Sift the material for lines containing "daily", and return them.

[Dataset entries]
════════════════
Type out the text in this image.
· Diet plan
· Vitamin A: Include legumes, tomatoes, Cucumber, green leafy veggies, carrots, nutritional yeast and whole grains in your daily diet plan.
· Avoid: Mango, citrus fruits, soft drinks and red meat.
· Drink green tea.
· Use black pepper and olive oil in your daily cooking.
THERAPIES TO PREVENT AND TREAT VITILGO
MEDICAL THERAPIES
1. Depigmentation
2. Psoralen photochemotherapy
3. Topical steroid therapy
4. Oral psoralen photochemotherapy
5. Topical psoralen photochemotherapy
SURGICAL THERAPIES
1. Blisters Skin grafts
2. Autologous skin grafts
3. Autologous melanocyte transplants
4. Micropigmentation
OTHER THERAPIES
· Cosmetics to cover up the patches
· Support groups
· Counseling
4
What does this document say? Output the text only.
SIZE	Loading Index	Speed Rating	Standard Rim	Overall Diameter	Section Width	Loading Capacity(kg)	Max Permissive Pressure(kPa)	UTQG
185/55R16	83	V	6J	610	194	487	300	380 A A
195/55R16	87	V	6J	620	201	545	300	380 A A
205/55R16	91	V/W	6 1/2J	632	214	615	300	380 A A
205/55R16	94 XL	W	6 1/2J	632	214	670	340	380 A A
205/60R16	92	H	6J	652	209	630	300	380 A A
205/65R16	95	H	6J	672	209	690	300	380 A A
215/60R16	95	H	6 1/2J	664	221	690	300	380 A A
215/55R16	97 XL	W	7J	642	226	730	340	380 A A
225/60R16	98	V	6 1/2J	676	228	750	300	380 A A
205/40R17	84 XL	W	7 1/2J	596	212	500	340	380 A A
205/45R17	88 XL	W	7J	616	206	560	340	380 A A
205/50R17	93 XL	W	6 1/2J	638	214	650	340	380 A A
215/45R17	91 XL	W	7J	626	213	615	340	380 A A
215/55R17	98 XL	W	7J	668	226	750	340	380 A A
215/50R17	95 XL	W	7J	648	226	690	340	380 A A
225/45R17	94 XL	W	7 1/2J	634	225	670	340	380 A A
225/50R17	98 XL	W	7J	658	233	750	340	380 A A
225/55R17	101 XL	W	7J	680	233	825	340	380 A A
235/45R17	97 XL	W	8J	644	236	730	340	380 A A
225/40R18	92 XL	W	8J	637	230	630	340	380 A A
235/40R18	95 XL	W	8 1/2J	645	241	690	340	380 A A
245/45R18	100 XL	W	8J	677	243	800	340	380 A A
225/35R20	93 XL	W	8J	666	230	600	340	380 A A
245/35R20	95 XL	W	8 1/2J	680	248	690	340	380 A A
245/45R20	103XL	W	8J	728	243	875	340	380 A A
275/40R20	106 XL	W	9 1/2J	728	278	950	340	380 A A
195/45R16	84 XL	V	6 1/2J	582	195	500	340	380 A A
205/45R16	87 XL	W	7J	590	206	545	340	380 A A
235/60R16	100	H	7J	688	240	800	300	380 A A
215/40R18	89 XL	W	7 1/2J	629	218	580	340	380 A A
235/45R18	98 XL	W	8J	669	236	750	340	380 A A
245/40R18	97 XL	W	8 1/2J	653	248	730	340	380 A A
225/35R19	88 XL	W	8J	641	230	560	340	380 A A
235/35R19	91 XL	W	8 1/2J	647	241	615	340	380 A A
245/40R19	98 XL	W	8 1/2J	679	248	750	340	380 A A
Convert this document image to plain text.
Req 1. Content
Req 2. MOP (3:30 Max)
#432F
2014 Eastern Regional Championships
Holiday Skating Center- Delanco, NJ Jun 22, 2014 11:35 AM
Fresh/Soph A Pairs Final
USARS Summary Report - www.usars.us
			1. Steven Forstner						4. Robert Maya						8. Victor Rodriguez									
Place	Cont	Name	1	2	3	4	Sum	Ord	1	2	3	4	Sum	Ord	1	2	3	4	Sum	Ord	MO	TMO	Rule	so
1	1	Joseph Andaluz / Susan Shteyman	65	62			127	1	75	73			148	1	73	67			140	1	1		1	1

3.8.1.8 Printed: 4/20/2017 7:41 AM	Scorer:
════════════════
Worked solution.
· Vitamin A: Include legumes, tomatoes, Cucumber, green leafy veggies, carrots, nutritional yeast and whole grains in your daily diet plan.
· Use black pepper and olive oil in your daily cooking.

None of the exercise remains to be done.